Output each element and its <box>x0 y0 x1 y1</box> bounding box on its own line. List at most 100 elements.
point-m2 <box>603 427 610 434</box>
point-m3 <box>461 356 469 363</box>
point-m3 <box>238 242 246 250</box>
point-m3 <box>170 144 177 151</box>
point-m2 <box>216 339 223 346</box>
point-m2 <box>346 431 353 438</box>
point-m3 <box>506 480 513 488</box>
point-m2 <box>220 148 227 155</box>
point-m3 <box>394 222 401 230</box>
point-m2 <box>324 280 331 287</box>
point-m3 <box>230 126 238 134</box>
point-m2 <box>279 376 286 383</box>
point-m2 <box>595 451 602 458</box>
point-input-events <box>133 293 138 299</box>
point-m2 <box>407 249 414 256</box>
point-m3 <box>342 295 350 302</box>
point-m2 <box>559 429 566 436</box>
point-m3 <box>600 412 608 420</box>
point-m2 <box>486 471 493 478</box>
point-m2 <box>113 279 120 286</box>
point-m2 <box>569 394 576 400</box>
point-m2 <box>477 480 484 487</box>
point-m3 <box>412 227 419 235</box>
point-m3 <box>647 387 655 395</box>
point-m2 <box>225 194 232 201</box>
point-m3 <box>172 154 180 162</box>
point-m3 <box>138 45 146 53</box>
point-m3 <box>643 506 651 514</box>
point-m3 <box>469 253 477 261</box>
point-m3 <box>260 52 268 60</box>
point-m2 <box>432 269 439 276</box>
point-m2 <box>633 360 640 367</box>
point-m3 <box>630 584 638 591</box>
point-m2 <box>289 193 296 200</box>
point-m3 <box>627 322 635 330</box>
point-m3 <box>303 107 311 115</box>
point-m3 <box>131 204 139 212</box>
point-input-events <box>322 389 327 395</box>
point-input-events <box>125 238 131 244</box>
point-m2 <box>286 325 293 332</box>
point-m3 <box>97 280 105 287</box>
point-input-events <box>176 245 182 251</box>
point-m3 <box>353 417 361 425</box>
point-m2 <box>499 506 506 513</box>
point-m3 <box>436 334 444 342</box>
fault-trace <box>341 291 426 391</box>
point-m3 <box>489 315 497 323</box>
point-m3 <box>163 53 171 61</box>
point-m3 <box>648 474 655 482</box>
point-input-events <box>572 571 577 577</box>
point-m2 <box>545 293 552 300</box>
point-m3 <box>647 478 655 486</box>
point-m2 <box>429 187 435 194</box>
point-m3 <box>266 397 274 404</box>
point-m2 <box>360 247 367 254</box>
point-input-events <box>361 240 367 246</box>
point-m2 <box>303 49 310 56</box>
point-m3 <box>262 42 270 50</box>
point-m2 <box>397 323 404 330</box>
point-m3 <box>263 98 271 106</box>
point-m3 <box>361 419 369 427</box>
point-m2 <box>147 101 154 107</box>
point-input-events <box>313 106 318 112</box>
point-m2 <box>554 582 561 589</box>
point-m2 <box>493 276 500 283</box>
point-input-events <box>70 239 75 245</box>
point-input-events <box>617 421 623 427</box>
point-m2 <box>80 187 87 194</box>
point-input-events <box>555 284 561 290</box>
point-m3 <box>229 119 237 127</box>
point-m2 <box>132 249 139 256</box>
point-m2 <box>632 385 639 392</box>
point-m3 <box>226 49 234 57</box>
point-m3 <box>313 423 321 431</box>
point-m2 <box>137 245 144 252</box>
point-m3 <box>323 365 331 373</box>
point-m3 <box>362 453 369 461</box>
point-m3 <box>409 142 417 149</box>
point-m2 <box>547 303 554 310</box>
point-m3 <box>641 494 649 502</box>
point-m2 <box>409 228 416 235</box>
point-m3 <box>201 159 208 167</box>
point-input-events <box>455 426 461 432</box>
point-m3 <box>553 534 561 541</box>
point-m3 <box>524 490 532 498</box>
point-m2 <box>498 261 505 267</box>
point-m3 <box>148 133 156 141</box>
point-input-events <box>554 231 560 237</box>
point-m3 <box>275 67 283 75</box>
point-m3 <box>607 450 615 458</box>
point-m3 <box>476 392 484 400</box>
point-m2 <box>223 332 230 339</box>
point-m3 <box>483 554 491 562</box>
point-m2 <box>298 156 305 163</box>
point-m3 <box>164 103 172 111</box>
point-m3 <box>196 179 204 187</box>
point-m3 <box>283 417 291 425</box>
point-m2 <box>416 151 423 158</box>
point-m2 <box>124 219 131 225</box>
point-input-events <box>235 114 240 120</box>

• ÉNONCÉ:
Convertissez toutes les lignes du matériel ci-dessus en un tableau Markdown à deux colonnes, « N° » pour le numéro de rang et « Ligne » pour la ligne elle-même. Omettez les lignes vides.

• RÉPONSE RÉDIGÉE:
| N° | Ligne |
|---|---|
| 1 | Output each element and its <box>x0 y0 x1 y1</box> bounding box on its own line. List at most 100 elements. |
| 2 | point-m2 <box>603 427 610 434</box> |
| 3 | point-m3 <box>461 356 469 363</box> |
| 4 | point-m3 <box>238 242 246 250</box> |
| 5 | point-m3 <box>170 144 177 151</box> |
| 6 | point-m2 <box>216 339 223 346</box> |
| 7 | point-m2 <box>346 431 353 438</box> |
| 8 | point-m3 <box>506 480 513 488</box> |
| 9 | point-m2 <box>220 148 227 155</box> |
| 10 | point-m3 <box>394 222 401 230</box> |
| 11 | point-m2 <box>324 280 331 287</box> |
| 12 | point-m3 <box>230 126 238 134</box> |
| 13 | point-m2 <box>279 376 286 383</box> |
| 14 | point-m2 <box>595 451 602 458</box> |
| 15 | point-input-events <box>133 293 138 299</box> |
| 16 | point-m2 <box>407 249 414 256</box> |
| 17 | point-m3 <box>342 295 350 302</box> |
| 18 | point-m2 <box>559 429 566 436</box> |
| 19 | point-m3 <box>600 412 608 420</box> |
| 20 | point-m2 <box>486 471 493 478</box> |
| 21 | point-m2 <box>113 279 120 286</box> |
| 22 | point-m2 <box>569 394 576 400</box> |
| 23 | point-m2 <box>477 480 484 487</box> |
| 24 | point-m3 <box>412 227 419 235</box> |
| 25 | point-m3 <box>647 387 655 395</box> |
| 26 | point-m2 <box>225 194 232 201</box> |
| 27 | point-m3 <box>172 154 180 162</box> |
| 28 | point-m3 <box>138 45 146 53</box> |
| 29 | point-m3 <box>643 506 651 514</box> |
| 30 | point-m3 <box>469 253 477 261</box> |
| 31 | point-m3 <box>260 52 268 60</box> |
| 32 | point-m2 <box>432 269 439 276</box> |
| 33 | point-m2 <box>633 360 640 367</box> |
| 34 | point-m3 <box>630 584 638 591</box> |
| 35 | point-m2 <box>289 193 296 200</box> |
| 36 | point-m3 <box>627 322 635 330</box> |
| 37 | point-m3 <box>303 107 311 115</box> |
| 38 | point-m3 <box>131 204 139 212</box> |
| 39 | point-input-events <box>322 389 327 395</box> |
| 40 | point-input-events <box>125 238 131 244</box> |
| 41 | point-m2 <box>286 325 293 332</box> |
| 42 | point-m3 <box>97 280 105 287</box> |
| 43 | point-input-events <box>176 245 182 251</box> |
| 44 | point-m3 <box>353 417 361 425</box> |
| 45 | point-m2 <box>499 506 506 513</box> |
| 46 | point-m3 <box>436 334 444 342</box> |
| 47 | fault-trace <box>341 291 426 391</box> |
| 48 | point-m3 <box>489 315 497 323</box> |
| 49 | point-m3 <box>163 53 171 61</box> |
| 50 | point-m3 <box>648 474 655 482</box> |
| 51 | point-input-events <box>572 571 577 577</box> |
| 52 | point-m2 <box>545 293 552 300</box> |
| 53 | point-m3 <box>647 478 655 486</box> |
| 54 | point-m2 <box>429 187 435 194</box> |
| 55 | point-m3 <box>266 397 274 404</box> |
| 56 | point-m2 <box>360 247 367 254</box> |
| 57 | point-input-events <box>361 240 367 246</box> |
| 58 | point-m2 <box>303 49 310 56</box> |
| 59 | point-m3 <box>262 42 270 50</box> |
| 60 | point-m2 <box>397 323 404 330</box> |
| 61 | point-m3 <box>263 98 271 106</box> |
| 62 | point-m3 <box>361 419 369 427</box> |
| 63 | point-m2 <box>147 101 154 107</box> |
| 64 | point-input-events <box>313 106 318 112</box> |
| 65 | point-m2 <box>554 582 561 589</box> |
| 66 | point-m2 <box>493 276 500 283</box> |
| 67 | point-input-events <box>70 239 75 245</box> |
| 68 | point-input-events <box>617 421 623 427</box> |
| 69 | point-m2 <box>80 187 87 194</box> |
| 70 | point-input-events <box>555 284 561 290</box> |
| 71 | point-m3 <box>229 119 237 127</box> |
| 72 | point-m2 <box>132 249 139 256</box> |
| 73 | point-m2 <box>632 385 639 392</box> |
| 74 | point-m3 <box>226 49 234 57</box> |
| 75 | point-m3 <box>313 423 321 431</box> |
| 76 | point-m2 <box>137 245 144 252</box> |
| 77 | point-m3 <box>323 365 331 373</box> |
| 78 | point-m3 <box>362 453 369 461</box> |
| 79 | point-m3 <box>409 142 417 149</box> |
| 80 | point-m2 <box>547 303 554 310</box> |
| 81 | point-m3 <box>641 494 649 502</box> |
| 82 | point-m2 <box>409 228 416 235</box> |
| 83 | point-m3 <box>201 159 208 167</box> |
| 84 | point-input-events <box>455 426 461 432</box> |
| 85 | point-m3 <box>553 534 561 541</box> |
| 86 | point-m3 <box>524 490 532 498</box> |
| 87 | point-m2 <box>498 261 505 267</box> |
| 88 | point-m3 <box>148 133 156 141</box> |
| 89 | point-input-events <box>554 231 560 237</box> |
| 90 | point-m3 <box>275 67 283 75</box> |
| 91 | point-m3 <box>607 450 615 458</box> |
| 92 | point-m3 <box>476 392 484 400</box> |
| 93 | point-m2 <box>223 332 230 339</box> |
| 94 | point-m3 <box>483 554 491 562</box> |
| 95 | point-m2 <box>298 156 305 163</box> |
| 96 | point-m3 <box>164 103 172 111</box> |
| 97 | point-m3 <box>196 179 204 187</box> |
| 98 | point-m3 <box>283 417 291 425</box> |
| 99 | point-m2 <box>416 151 423 158</box> |
| 100 | point-m2 <box>124 219 131 225</box> |
| 101 | point-input-events <box>235 114 240 120</box> |